■ Exercise materials
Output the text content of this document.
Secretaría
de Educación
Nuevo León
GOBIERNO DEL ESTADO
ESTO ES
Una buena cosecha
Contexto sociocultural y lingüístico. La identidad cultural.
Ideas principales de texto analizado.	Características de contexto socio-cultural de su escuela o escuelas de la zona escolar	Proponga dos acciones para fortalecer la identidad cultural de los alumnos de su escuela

■ Objective
Return the listing above in full, character for character.

■ The solution
Output the text content of this document.
Secretaría
de Educación
Nuevo León
GOBIERNO DEL ESTADO
ESTO ES
Una buena cosecha
Contexto sociocultural y lingüístico. La identidad cultural.
Ideas principales de texto analizado.	Características de contexto socio-cultural de su escuela o escuelas de la zona escolar	Proponga dos acciones para fortalecer la identidad cultural de los alumnos de su escuela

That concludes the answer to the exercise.